# REQUIRED WORK:
Make an exact copy of all the material below, apart from the pictures.

########################################

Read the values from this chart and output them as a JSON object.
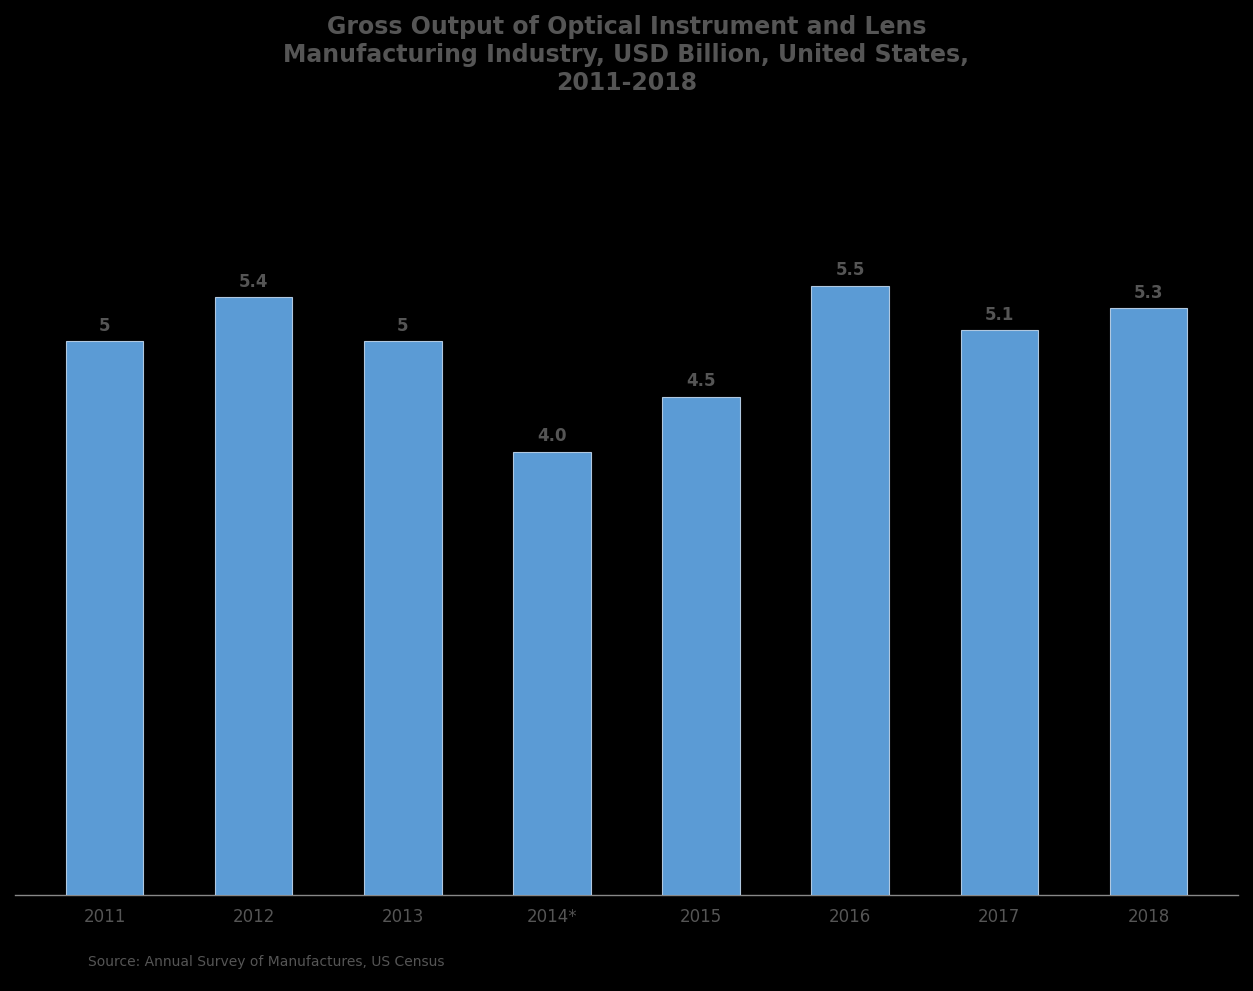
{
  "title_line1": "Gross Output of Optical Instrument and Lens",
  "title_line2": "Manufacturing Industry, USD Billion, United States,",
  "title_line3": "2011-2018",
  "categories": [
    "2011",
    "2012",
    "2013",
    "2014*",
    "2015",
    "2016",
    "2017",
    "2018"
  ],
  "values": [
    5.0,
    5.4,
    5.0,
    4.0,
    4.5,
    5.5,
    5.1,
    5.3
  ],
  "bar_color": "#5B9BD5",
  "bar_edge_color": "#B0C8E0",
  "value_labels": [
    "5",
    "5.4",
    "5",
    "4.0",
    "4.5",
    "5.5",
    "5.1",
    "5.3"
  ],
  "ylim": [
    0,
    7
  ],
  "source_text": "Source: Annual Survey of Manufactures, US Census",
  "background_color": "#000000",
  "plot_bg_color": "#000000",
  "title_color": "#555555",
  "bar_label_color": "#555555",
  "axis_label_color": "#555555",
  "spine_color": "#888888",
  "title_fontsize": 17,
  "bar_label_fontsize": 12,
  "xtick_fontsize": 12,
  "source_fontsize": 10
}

########################################

# WRITTEN REPLY:
Read the values from this chart and output them as a JSON object.
{
  "title_line1": "Gross Output of Optical Instrument and Lens",
  "title_line2": "Manufacturing Industry, USD Billion, United States,",
  "title_line3": "2011-2018",
  "categories": [
    "2011",
    "2012",
    "2013",
    "2014*",
    "2015",
    "2016",
    "2017",
    "2018"
  ],
  "values": [
    5.0,
    5.4,
    5.0,
    4.0,
    4.5,
    5.5,
    5.1,
    5.3
  ],
  "bar_color": "#5B9BD5",
  "bar_edge_color": "#B0C8E0",
  "value_labels": [
    "5",
    "5.4",
    "5",
    "4.0",
    "4.5",
    "5.5",
    "5.1",
    "5.3"
  ],
  "ylim": [
    0,
    7
  ],
  "source_text": "Source: Annual Survey of Manufactures, US Census",
  "background_color": "#000000",
  "plot_bg_color": "#000000",
  "title_color": "#555555",
  "bar_label_color": "#555555",
  "axis_label_color": "#555555",
  "spine_color": "#888888",
  "title_fontsize": 17,
  "bar_label_fontsize": 12,
  "xtick_fontsize": 12,
  "source_fontsize": 10
}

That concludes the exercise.